### DATA PROVIDED

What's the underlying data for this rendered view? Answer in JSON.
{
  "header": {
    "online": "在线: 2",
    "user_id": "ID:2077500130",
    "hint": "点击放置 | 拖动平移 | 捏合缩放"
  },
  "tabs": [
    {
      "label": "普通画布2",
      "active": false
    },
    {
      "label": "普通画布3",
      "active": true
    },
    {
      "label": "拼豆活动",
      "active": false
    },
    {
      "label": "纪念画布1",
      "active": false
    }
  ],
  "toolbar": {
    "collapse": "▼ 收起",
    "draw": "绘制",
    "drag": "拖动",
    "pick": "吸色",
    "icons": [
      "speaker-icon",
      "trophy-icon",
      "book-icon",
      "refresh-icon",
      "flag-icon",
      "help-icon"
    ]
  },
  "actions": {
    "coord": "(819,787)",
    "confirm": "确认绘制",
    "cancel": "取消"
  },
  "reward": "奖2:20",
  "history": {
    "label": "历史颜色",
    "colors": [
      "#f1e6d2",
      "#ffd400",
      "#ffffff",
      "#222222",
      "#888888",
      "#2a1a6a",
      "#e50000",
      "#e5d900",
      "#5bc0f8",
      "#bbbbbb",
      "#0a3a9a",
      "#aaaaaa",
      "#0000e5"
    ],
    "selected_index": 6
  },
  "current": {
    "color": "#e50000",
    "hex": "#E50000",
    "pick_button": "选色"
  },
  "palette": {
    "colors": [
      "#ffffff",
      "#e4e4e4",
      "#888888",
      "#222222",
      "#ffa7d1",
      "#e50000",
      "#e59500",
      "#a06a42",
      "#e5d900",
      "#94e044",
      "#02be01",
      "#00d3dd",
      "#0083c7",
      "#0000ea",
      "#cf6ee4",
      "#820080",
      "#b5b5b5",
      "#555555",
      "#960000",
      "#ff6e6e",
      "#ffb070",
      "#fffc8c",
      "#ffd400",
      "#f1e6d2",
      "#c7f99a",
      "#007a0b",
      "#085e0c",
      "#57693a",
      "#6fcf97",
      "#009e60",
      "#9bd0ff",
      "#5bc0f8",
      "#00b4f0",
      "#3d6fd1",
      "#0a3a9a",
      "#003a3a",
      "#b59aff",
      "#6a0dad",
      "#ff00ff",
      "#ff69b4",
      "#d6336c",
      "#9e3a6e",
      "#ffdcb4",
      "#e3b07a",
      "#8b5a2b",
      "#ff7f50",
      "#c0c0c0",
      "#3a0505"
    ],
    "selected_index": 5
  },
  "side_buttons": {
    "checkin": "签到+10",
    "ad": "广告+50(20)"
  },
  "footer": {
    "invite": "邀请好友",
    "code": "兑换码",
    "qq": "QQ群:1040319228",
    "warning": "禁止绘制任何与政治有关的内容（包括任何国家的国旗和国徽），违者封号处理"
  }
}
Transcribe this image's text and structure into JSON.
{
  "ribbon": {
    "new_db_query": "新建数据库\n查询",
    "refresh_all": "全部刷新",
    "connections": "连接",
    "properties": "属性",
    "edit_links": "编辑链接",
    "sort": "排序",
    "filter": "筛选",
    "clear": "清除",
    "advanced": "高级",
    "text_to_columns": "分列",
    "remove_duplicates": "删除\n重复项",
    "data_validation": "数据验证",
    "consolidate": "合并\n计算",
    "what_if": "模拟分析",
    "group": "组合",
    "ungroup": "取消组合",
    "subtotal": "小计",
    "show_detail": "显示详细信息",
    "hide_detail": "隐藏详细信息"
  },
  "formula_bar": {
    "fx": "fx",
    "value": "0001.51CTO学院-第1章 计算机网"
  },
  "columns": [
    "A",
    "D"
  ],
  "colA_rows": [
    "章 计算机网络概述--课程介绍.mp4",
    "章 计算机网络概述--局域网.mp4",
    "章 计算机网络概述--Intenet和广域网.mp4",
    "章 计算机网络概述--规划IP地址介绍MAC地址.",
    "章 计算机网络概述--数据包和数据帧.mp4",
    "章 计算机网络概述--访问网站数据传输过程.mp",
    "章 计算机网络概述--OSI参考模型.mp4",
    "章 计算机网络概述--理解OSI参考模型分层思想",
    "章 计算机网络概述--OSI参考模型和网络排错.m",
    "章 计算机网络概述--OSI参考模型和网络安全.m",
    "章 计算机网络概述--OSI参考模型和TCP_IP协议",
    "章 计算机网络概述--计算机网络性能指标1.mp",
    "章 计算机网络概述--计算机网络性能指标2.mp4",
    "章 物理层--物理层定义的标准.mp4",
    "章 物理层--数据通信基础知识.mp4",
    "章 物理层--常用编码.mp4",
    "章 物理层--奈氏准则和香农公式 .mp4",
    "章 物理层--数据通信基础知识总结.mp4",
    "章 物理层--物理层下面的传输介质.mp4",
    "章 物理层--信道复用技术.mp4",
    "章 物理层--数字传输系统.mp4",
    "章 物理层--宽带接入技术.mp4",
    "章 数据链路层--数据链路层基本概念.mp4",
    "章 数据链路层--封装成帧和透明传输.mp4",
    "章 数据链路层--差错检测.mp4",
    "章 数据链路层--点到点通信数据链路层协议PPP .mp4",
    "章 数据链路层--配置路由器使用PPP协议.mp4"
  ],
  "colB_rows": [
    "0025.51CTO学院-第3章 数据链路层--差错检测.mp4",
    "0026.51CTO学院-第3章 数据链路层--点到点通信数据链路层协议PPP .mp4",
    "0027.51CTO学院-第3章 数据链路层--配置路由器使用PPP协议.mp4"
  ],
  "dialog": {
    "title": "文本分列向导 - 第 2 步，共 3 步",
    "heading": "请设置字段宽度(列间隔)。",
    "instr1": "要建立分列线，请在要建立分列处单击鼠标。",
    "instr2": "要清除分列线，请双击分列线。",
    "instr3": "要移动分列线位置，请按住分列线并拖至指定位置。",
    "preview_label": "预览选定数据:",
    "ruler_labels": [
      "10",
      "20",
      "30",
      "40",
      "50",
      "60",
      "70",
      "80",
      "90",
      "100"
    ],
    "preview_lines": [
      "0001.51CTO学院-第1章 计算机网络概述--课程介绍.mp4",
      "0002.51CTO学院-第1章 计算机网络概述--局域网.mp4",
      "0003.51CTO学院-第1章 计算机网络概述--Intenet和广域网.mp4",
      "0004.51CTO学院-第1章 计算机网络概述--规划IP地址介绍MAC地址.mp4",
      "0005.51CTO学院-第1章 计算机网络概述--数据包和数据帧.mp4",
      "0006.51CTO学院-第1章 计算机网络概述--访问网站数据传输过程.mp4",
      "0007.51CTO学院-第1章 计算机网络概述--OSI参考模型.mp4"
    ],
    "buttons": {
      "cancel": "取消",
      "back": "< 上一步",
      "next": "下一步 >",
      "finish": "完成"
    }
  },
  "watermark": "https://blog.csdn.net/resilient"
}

######

Extract every entry above as it appears.

RESPONSE:
What's the underlying data for this rendered view? Answer in JSON.
{
  "header": {
    "online": "在线: 2",
    "user_id": "ID:2077500130",
    "hint": "点击放置 | 拖动平移 | 捏合缩放"
  },
  "tabs": [
    {
      "label": "普通画布2",
      "active": false
    },
    {
      "label": "普通画布3",
      "active": true
    },
    {
      "label": "拼豆活动",
      "active": false
    },
    {
      "label": "纪念画布1",
      "active": false
    }
  ],
  "toolbar": {
    "collapse": "▼ 收起",
    "draw": "绘制",
    "drag": "拖动",
    "pick": "吸色",
    "icons": [
      "speaker-icon",
      "trophy-icon",
      "book-icon",
      "refresh-icon",
      "flag-icon",
      "help-icon"
    ]
  },
  "actions": {
    "coord": "(819,787)",
    "confirm": "确认绘制",
    "cancel": "取消"
  },
  "reward": "奖2:20",
  "history": {
    "label": "历史颜色",
    "colors": [
      "#f1e6d2",
      "#ffd400",
      "#ffffff",
      "#222222",
      "#888888",
      "#2a1a6a",
      "#e50000",
      "#e5d900",
      "#5bc0f8",
      "#bbbbbb",
      "#0a3a9a",
      "#aaaaaa",
      "#0000e5"
    ],
    "selected_index": 6
  },
  "current": {
    "color": "#e50000",
    "hex": "#E50000",
    "pick_button": "选色"
  },
  "palette": {
    "colors": [
      "#ffffff",
      "#e4e4e4",
      "#888888",
      "#222222",
      "#ffa7d1",
      "#e50000",
      "#e59500",
      "#a06a42",
      "#e5d900",
      "#94e044",
      "#02be01",
      "#00d3dd",
      "#0083c7",
      "#0000ea",
      "#cf6ee4",
      "#820080",
      "#b5b5b5",
      "#555555",
      "#960000",
      "#ff6e6e",
      "#ffb070",
      "#fffc8c",
      "#ffd400",
      "#f1e6d2",
      "#c7f99a",
      "#007a0b",
      "#085e0c",
      "#57693a",
      "#6fcf97",
      "#009e60",
      "#9bd0ff",
      "#5bc0f8",
      "#00b4f0",
      "#3d6fd1",
      "#0a3a9a",
      "#003a3a",
      "#b59aff",
      "#6a0dad",
      "#ff00ff",
      "#ff69b4",
      "#d6336c",
      "#9e3a6e",
      "#ffdcb4",
      "#e3b07a",
      "#8b5a2b",
      "#ff7f50",
      "#c0c0c0",
      "#3a0505"
    ],
    "selected_index": 5
  },
  "side_buttons": {
    "checkin": "签到+10",
    "ad": "广告+50(20)"
  },
  "footer": {
    "invite": "邀请好友",
    "code": "兑换码",
    "qq": "QQ群:1040319228",
    "warning": "禁止绘制任何与政治有关的内容（包括任何国家的国旗和国徽），违者封号处理"
  }
}
Transcribe this image's text and structure into JSON.
{
  "ribbon": {
    "new_db_query": "新建数据库\n查询",
    "refresh_all": "全部刷新",
    "connections": "连接",
    "properties": "属性",
    "edit_links": "编辑链接",
    "sort": "排序",
    "filter": "筛选",
    "clear": "清除",
    "advanced": "高级",
    "text_to_columns": "分列",
    "remove_duplicates": "删除\n重复项",
    "data_validation": "数据验证",
    "consolidate": "合并\n计算",
    "what_if": "模拟分析",
    "group": "组合",
    "ungroup": "取消组合",
    "subtotal": "小计",
    "show_detail": "显示详细信息",
    "hide_detail": "隐藏详细信息"
  },
  "formula_bar": {
    "fx": "fx",
    "value": "0001.51CTO学院-第1章 计算机网"
  },
  "columns": [
    "A",
    "D"
  ],
  "colA_rows": [
    "章 计算机网络概述--课程介绍.mp4",
    "章 计算机网络概述--局域网.mp4",
    "章 计算机网络概述--Intenet和广域网.mp4",
    "章 计算机网络概述--规划IP地址介绍MAC地址.",
    "章 计算机网络概述--数据包和数据帧.mp4",
    "章 计算机网络概述--访问网站数据传输过程.mp",
    "章 计算机网络概述--OSI参考模型.mp4",
    "章 计算机网络概述--理解OSI参考模型分层思想",
    "章 计算机网络概述--OSI参考模型和网络排错.m",
    "章 计算机网络概述--OSI参考模型和网络安全.m",
    "章 计算机网络概述--OSI参考模型和TCP_IP协议",
    "章 计算机网络概述--计算机网络性能指标1.mp",
    "章 计算机网络概述--计算机网络性能指标2.mp4",
    "章 物理层--物理层定义的标准.mp4",
    "章 物理层--数据通信基础知识.mp4",
    "章 物理层--常用编码.mp4",
    "章 物理层--奈氏准则和香农公式 .mp4",
    "章 物理层--数据通信基础知识总结.mp4",
    "章 物理层--物理层下面的传输介质.mp4",
    "章 物理层--信道复用技术.mp4",
    "章 物理层--数字传输系统.mp4",
    "章 物理层--宽带接入技术.mp4",
    "章 数据链路层--数据链路层基本概念.mp4",
    "章 数据链路层--封装成帧和透明传输.mp4",
    "章 数据链路层--差错检测.mp4",
    "章 数据链路层--点到点通信数据链路层协议PPP .mp4",
    "章 数据链路层--配置路由器使用PPP协议.mp4"
  ],
  "colB_rows": [
    "0025.51CTO学院-第3章 数据链路层--差错检测.mp4",
    "0026.51CTO学院-第3章 数据链路层--点到点通信数据链路层协议PPP .mp4",
    "0027.51CTO学院-第3章 数据链路层--配置路由器使用PPP协议.mp4"
  ],
  "dialog": {
    "title": "文本分列向导 - 第 2 步，共 3 步",
    "heading": "请设置字段宽度(列间隔)。",
    "instr1": "要建立分列线，请在要建立分列处单击鼠标。",
    "instr2": "要清除分列线，请双击分列线。",
    "instr3": "要移动分列线位置，请按住分列线并拖至指定位置。",
    "preview_label": "预览选定数据:",
    "ruler_labels": [
      "10",
      "20",
      "30",
      "40",
      "50",
      "60",
      "70",
      "80",
      "90",
      "100"
    ],
    "preview_lines": [
      "0001.51CTO学院-第1章 计算机网络概述--课程介绍.mp4",
      "0002.51CTO学院-第1章 计算机网络概述--局域网.mp4",
      "0003.51CTO学院-第1章 计算机网络概述--Intenet和广域网.mp4",
      "0004.51CTO学院-第1章 计算机网络概述--规划IP地址介绍MAC地址.mp4",
      "0005.51CTO学院-第1章 计算机网络概述--数据包和数据帧.mp4",
      "0006.51CTO学院-第1章 计算机网络概述--访问网站数据传输过程.mp4",
      "0007.51CTO学院-第1章 计算机网络概述--OSI参考模型.mp4"
    ],
    "buttons": {
      "cancel": "取消",
      "back": "< 上一步",
      "next": "下一步 >",
      "finish": "完成"
    }
  },
  "watermark": "https://blog.csdn.net/resilient"
}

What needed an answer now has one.